→ **DATA FOR PROCESSING**

● ● ● ●

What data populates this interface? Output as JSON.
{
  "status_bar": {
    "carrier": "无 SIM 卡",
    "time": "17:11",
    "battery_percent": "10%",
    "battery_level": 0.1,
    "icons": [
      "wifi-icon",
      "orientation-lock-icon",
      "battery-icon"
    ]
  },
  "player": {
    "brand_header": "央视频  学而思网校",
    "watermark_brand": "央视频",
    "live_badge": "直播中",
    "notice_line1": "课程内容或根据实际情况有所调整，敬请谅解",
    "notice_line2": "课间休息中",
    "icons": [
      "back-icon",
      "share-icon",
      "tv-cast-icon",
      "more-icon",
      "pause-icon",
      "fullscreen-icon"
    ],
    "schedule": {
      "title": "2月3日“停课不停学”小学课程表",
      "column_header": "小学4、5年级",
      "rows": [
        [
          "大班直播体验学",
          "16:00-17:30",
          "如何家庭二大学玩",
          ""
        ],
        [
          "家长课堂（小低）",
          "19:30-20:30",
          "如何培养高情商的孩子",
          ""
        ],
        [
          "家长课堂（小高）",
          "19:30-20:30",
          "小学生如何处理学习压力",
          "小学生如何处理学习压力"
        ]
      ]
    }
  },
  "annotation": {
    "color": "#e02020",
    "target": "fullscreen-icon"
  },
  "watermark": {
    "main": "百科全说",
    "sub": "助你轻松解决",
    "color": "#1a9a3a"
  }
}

● ● ● ●

→ **YOUR OBJECTIVE**
All of the records must be retyped exactly as they are.

→ **RESULT OF THE EXERCISE**
What data populates this interface? Output as JSON.
{
  "status_bar": {
    "carrier": "无 SIM 卡",
    "time": "17:11",
    "battery_percent": "10%",
    "battery_level": 0.1,
    "icons": [
      "wifi-icon",
      "orientation-lock-icon",
      "battery-icon"
    ]
  },
  "player": {
    "brand_header": "央视频  学而思网校",
    "watermark_brand": "央视频",
    "live_badge": "直播中",
    "notice_line1": "课程内容或根据实际情况有所调整，敬请谅解",
    "notice_line2": "课间休息中",
    "icons": [
      "back-icon",
      "share-icon",
      "tv-cast-icon",
      "more-icon",
      "pause-icon",
      "fullscreen-icon"
    ],
    "schedule": {
      "title": "2月3日“停课不停学”小学课程表",
      "column_header": "小学4、5年级",
      "rows": [
        [
          "大班直播体验学",
          "16:00-17:30",
          "如何家庭二大学玩",
          ""
        ],
        [
          "家长课堂（小低）",
          "19:30-20:30",
          "如何培养高情商的孩子",
          ""
        ],
        [
          "家长课堂（小高）",
          "19:30-20:30",
          "小学生如何处理学习压力",
          "小学生如何处理学习压力"
        ]
      ]
    }
  },
  "annotation": {
    "color": "#e02020",
    "target": "fullscreen-icon"
  },
  "watermark": {
    "main": "百科全说",
    "sub": "助你轻松解决",
    "color": "#1a9a3a"
  }
}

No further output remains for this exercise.